### Data rows:
----
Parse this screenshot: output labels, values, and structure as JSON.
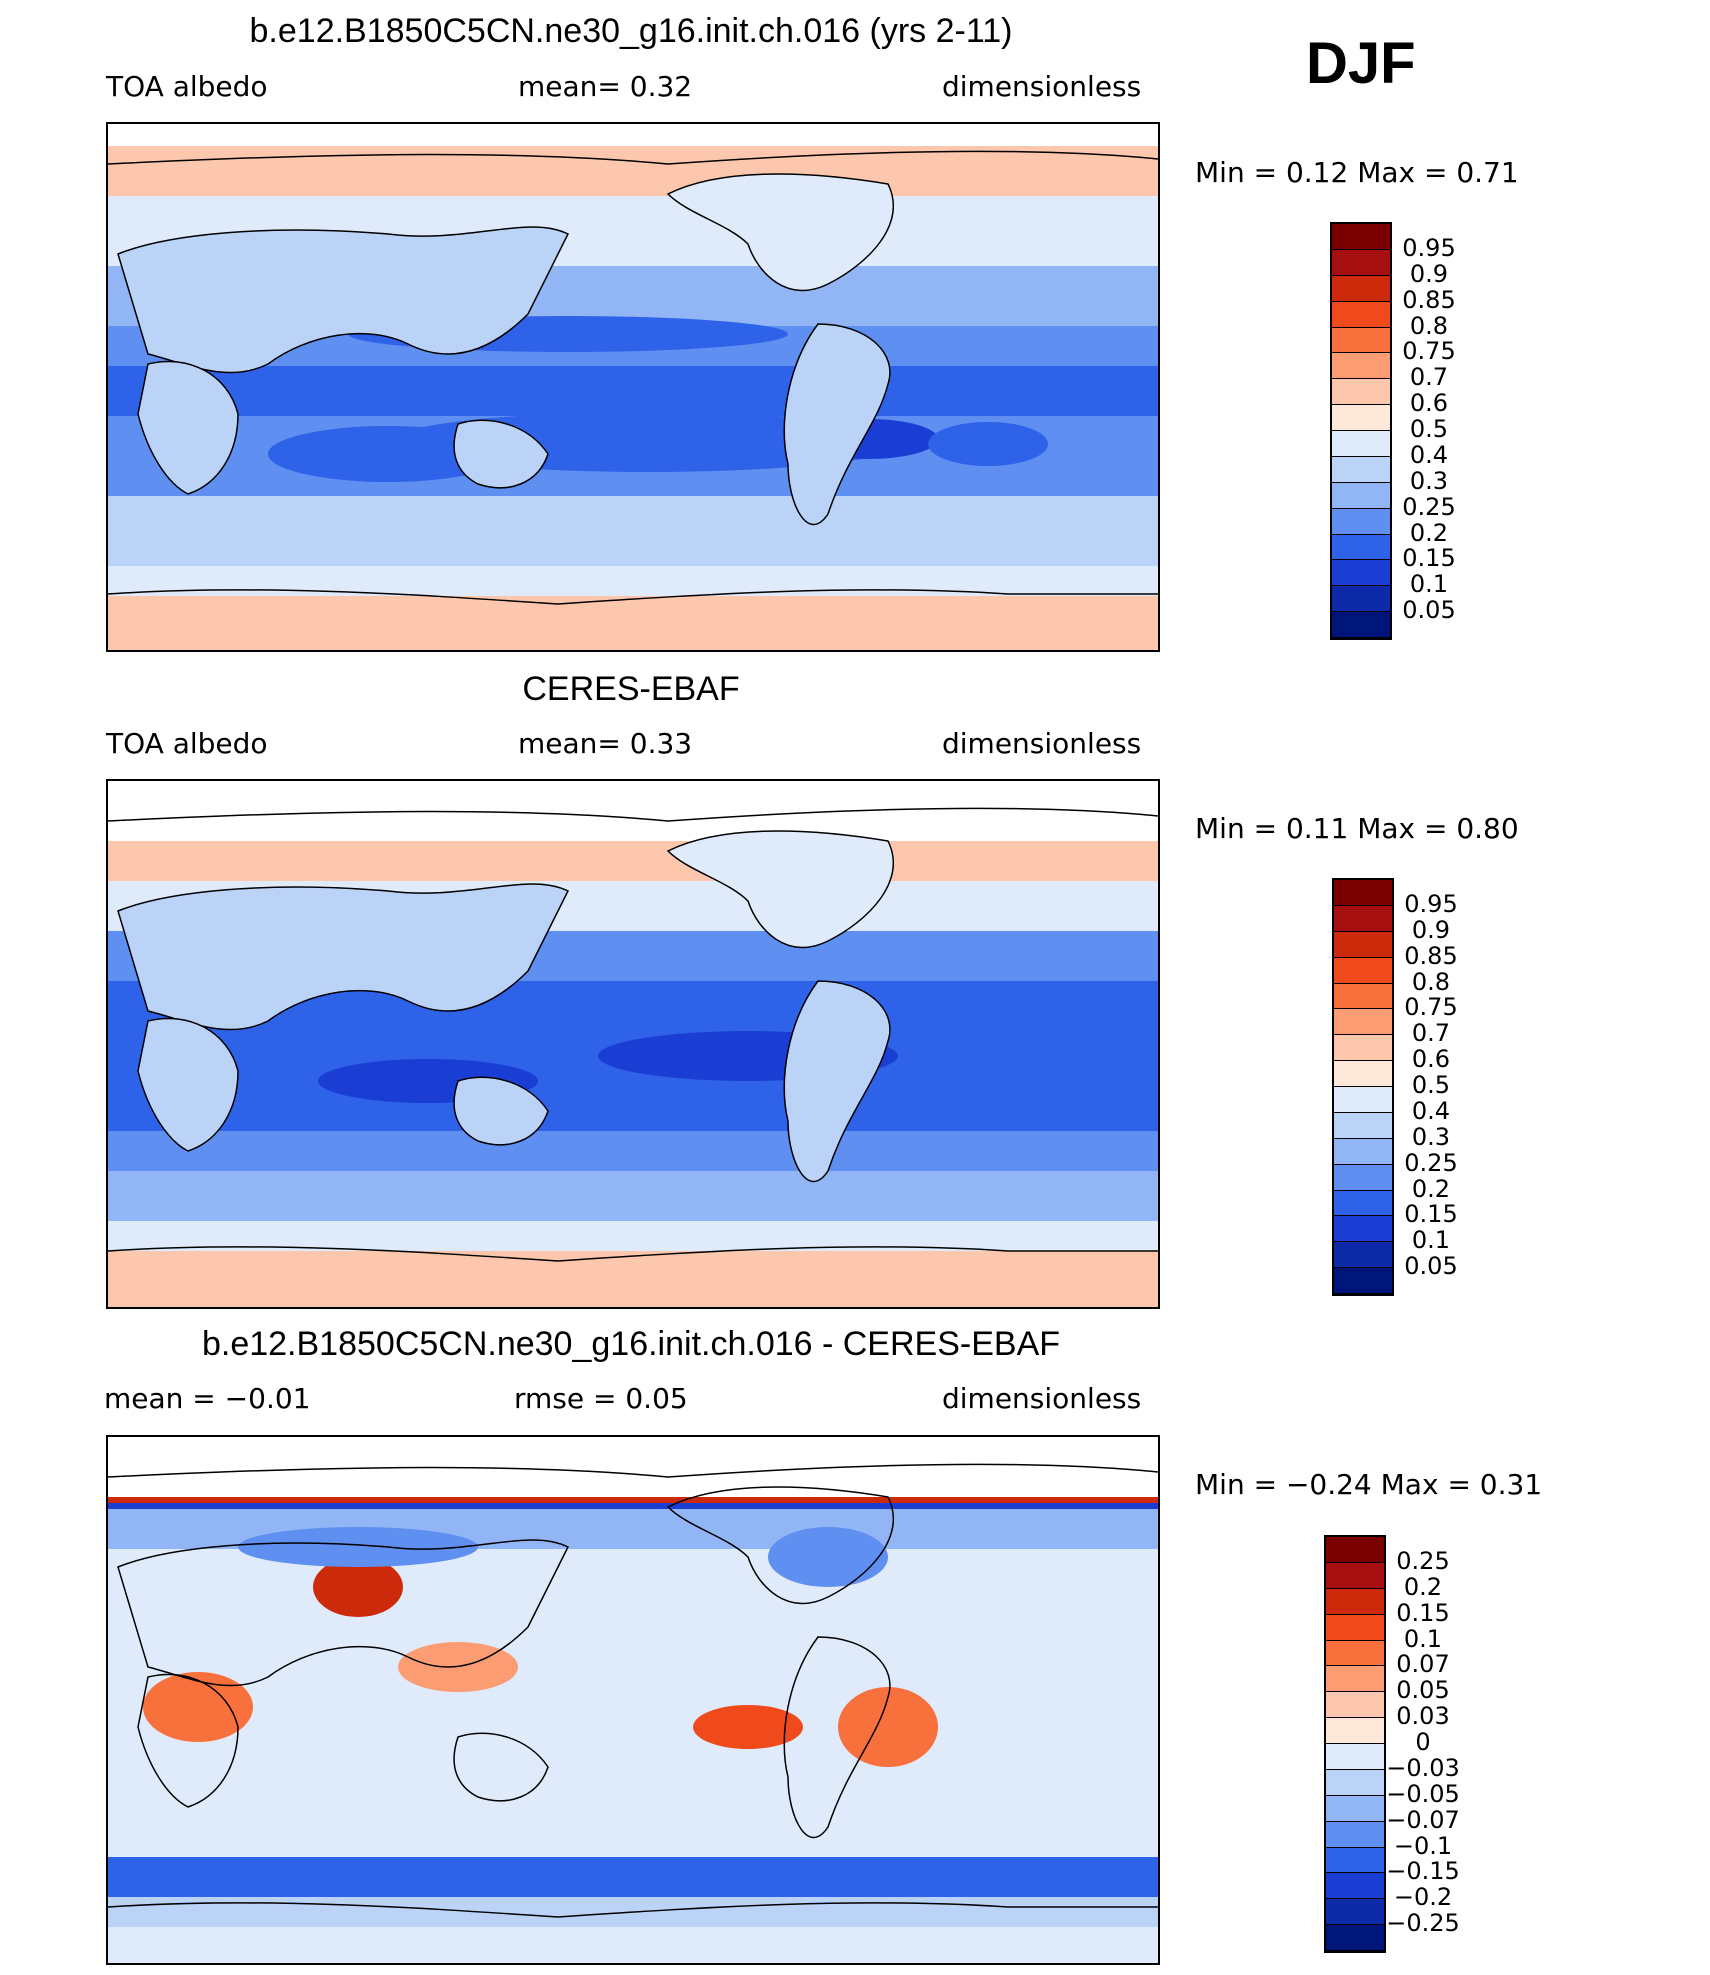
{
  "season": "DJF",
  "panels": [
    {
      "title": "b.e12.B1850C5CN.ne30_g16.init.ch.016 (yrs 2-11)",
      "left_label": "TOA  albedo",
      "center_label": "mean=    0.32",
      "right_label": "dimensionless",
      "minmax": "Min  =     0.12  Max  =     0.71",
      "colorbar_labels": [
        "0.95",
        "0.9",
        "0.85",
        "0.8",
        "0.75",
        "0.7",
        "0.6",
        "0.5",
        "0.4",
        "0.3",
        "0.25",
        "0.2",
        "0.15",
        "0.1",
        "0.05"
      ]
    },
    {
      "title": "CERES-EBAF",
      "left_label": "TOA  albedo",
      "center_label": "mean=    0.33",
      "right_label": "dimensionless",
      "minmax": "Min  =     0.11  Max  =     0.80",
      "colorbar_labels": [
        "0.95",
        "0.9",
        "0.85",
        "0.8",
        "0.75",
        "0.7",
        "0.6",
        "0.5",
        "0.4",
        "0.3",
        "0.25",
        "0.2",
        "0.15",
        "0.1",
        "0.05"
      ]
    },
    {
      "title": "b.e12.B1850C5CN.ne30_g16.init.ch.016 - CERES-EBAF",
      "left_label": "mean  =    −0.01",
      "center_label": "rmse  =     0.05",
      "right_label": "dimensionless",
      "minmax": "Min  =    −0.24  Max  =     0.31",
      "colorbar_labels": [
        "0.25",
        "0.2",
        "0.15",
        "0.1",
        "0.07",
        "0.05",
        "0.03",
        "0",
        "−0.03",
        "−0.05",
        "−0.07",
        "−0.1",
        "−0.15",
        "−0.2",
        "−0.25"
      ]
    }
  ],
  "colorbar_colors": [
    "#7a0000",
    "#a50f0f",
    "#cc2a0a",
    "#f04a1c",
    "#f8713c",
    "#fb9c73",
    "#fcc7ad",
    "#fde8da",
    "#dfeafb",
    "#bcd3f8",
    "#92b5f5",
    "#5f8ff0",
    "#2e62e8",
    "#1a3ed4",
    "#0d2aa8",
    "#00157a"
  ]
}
----
### What you are asked to do:
Collect each line holding the string "mean".

### Solution to this problem:
      "center_label": "mean=    0.32",
      "center_label": "mean=    0.33",
      "left_label": "mean  =    −0.01",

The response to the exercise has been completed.